Written exercise
Lift out each line of the data that holds "Internet".

Records shown
=-=-=-=-=

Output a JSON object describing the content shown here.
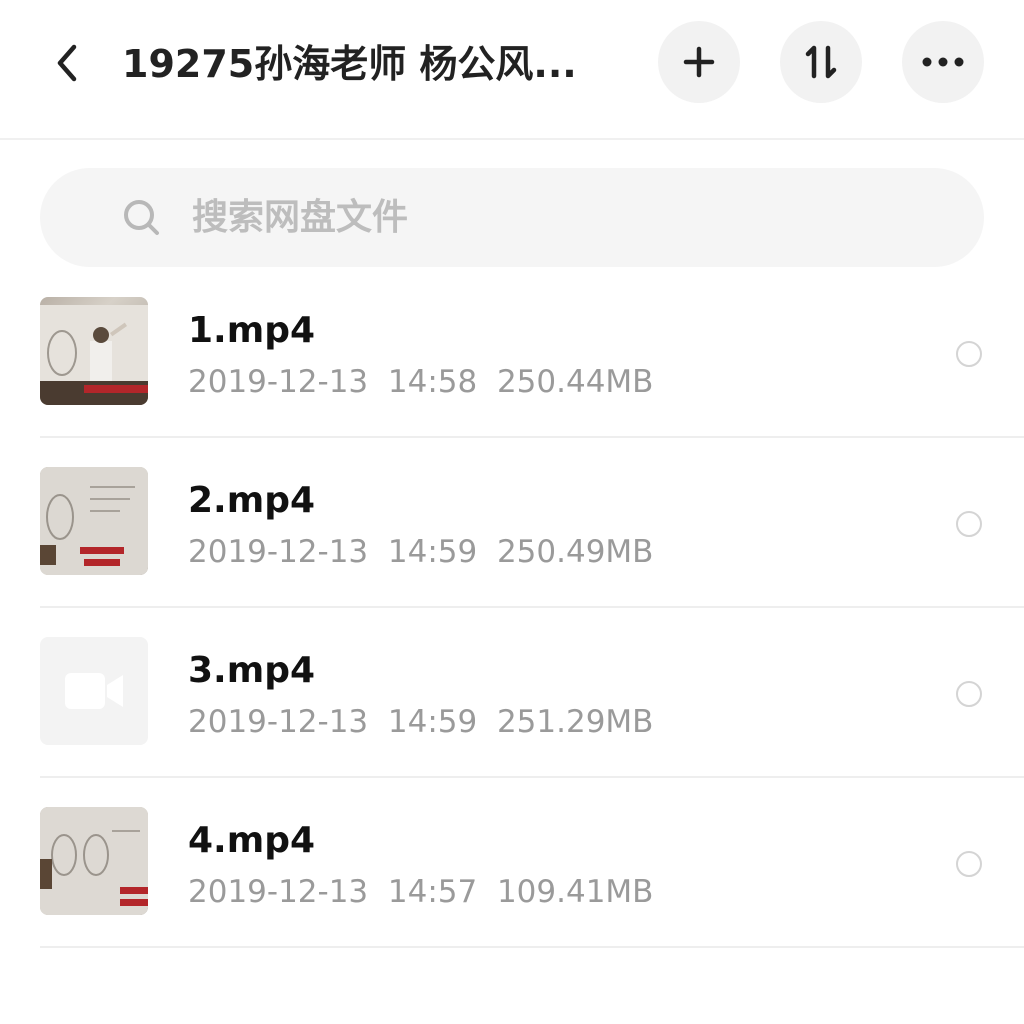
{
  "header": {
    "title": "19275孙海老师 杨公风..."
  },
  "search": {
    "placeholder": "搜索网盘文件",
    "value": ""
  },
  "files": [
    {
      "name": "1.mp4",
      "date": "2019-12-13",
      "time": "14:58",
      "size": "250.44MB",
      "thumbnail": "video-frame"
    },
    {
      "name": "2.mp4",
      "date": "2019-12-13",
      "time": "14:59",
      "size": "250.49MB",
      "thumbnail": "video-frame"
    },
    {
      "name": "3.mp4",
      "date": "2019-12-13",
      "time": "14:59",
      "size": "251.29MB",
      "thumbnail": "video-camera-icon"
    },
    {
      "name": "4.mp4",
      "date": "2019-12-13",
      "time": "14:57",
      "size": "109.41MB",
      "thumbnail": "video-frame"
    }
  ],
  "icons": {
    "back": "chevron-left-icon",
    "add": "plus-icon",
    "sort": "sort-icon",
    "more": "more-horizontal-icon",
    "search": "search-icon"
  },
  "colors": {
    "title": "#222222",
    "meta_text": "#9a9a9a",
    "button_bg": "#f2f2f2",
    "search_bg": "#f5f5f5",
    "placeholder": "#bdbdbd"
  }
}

=-=-=-=-=

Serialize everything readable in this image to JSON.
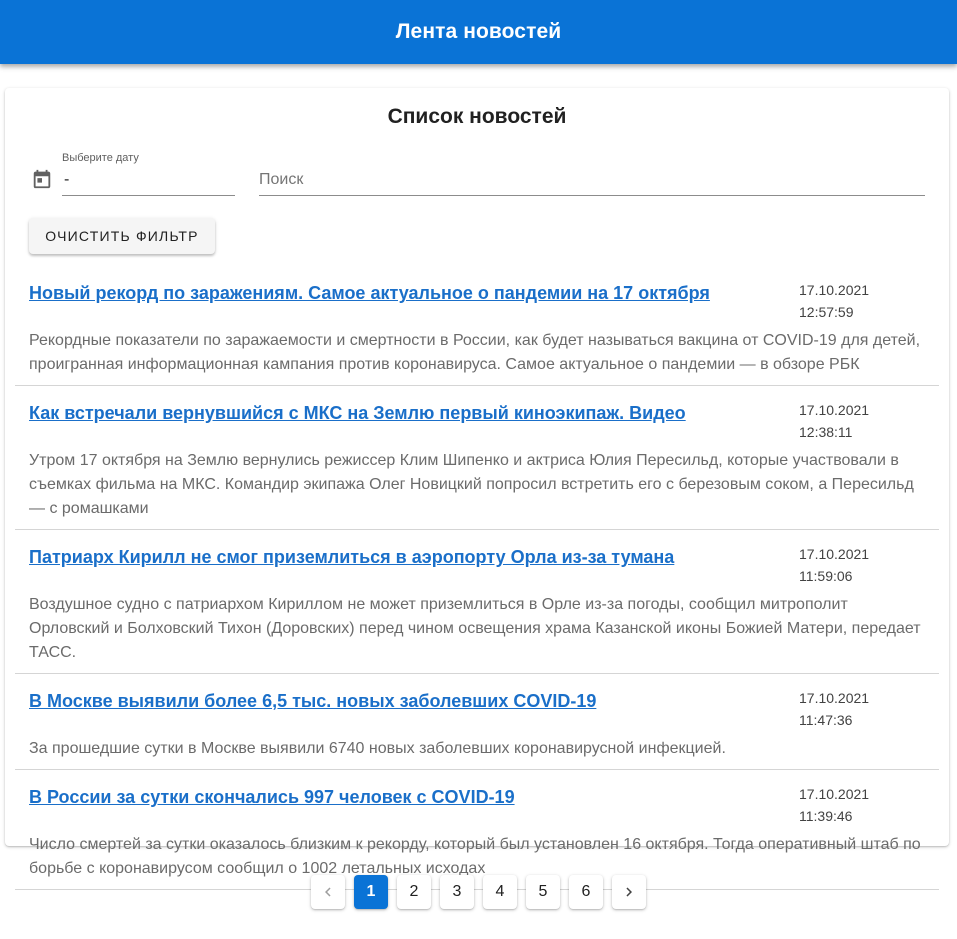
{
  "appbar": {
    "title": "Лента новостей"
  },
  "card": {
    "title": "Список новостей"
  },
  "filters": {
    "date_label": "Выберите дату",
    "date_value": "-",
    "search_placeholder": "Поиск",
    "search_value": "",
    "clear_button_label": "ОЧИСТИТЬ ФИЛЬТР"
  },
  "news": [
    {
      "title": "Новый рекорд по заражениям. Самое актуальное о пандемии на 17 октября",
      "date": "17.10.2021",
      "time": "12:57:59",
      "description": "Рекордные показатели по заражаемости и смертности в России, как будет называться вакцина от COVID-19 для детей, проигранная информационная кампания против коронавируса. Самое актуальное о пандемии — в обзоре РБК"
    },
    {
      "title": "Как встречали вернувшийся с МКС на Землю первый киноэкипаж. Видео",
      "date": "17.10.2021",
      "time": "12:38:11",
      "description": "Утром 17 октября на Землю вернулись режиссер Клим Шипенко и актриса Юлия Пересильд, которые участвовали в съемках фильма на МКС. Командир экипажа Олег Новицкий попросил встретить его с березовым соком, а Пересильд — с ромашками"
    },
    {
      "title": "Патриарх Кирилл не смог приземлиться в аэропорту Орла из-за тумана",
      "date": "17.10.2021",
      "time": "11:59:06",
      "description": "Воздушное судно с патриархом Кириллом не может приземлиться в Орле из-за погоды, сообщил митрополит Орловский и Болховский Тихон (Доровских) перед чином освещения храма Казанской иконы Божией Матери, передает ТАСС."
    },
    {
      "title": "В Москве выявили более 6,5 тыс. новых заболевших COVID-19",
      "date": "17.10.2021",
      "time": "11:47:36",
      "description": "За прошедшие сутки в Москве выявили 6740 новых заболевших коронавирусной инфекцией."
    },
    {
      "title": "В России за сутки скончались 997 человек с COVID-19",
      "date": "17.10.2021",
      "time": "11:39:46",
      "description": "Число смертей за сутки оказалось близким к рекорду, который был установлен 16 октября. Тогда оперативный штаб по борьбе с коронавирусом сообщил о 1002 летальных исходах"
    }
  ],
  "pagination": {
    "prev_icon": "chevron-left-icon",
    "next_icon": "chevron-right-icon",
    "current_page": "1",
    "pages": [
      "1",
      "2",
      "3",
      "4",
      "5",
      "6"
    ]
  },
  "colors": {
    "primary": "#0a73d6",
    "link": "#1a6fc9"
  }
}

=-=-=-=-=

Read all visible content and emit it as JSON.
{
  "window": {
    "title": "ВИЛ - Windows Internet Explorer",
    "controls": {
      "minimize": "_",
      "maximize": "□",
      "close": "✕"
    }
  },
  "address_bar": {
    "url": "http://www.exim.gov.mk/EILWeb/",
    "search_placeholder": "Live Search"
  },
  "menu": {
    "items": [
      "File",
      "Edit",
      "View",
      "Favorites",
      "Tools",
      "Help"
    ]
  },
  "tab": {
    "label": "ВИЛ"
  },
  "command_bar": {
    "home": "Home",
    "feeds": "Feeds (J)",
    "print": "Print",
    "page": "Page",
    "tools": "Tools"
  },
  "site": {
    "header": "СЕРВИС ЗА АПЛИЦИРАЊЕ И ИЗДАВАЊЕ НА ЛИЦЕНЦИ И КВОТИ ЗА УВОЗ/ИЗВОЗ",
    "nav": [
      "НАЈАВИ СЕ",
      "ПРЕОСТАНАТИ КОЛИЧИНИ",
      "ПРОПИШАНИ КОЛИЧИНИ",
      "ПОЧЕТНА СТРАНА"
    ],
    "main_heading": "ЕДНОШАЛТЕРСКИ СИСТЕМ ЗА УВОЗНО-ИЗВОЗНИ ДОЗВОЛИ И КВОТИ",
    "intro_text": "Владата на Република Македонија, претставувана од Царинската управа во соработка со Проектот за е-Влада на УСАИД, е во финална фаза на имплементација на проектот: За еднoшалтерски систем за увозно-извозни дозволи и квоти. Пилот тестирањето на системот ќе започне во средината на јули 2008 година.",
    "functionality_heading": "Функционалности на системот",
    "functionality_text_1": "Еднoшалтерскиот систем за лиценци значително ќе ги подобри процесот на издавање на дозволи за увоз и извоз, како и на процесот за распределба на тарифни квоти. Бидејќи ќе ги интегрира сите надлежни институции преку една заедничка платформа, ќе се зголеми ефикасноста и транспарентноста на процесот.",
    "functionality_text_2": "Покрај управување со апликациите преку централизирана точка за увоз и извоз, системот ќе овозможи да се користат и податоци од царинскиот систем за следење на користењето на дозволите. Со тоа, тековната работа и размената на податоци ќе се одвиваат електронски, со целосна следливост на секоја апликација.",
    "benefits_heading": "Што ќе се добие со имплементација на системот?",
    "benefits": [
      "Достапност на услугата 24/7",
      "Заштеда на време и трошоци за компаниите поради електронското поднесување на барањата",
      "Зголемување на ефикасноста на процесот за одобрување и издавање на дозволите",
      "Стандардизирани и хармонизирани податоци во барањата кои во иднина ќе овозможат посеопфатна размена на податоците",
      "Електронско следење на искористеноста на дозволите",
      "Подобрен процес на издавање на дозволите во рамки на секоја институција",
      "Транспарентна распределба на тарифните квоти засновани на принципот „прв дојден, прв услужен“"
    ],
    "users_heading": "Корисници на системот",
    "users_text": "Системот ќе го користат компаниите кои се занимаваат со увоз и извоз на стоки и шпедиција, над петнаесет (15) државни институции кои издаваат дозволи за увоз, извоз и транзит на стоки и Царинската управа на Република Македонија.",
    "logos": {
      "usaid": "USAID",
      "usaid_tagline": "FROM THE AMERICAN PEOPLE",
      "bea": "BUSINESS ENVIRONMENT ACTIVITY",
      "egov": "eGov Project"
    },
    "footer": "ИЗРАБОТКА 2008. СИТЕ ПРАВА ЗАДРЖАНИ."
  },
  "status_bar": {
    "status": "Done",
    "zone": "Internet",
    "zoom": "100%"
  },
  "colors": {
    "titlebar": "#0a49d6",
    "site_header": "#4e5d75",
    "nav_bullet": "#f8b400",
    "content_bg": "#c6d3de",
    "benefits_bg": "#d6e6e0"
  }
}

=-=-=-=-=

Answer in full
    "title": "ВИЛ - Windows Internet Explorer",
    "zone": "Internet",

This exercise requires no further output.